Exercise:
Filter the listing and keep only the lines with the word "true".

Input for this task:
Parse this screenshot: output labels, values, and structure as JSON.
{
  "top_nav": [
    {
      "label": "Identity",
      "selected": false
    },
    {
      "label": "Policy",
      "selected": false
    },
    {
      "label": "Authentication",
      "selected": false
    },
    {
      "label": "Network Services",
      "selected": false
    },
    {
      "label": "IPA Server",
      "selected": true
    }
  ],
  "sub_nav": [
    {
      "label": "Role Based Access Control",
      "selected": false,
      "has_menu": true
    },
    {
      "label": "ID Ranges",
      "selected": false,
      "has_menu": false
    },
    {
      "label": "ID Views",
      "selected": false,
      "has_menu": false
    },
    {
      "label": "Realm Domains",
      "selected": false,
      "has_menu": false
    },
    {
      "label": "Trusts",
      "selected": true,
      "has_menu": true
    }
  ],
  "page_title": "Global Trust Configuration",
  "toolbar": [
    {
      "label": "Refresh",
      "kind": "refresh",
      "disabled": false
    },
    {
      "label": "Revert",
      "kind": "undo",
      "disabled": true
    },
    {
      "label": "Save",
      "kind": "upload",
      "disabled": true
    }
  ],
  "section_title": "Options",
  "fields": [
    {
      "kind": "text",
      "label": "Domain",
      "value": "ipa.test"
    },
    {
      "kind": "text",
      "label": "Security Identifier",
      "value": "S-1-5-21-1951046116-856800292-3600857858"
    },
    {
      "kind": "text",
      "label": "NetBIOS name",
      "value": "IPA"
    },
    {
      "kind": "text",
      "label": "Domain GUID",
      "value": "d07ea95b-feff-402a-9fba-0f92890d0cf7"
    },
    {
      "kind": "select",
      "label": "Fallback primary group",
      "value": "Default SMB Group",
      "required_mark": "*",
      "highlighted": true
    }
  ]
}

Task result:
      "selected": true
      "has_menu": true
      "selected": true,
      "has_menu": true
      "disabled": true
      "disabled": true
      "highlighted": true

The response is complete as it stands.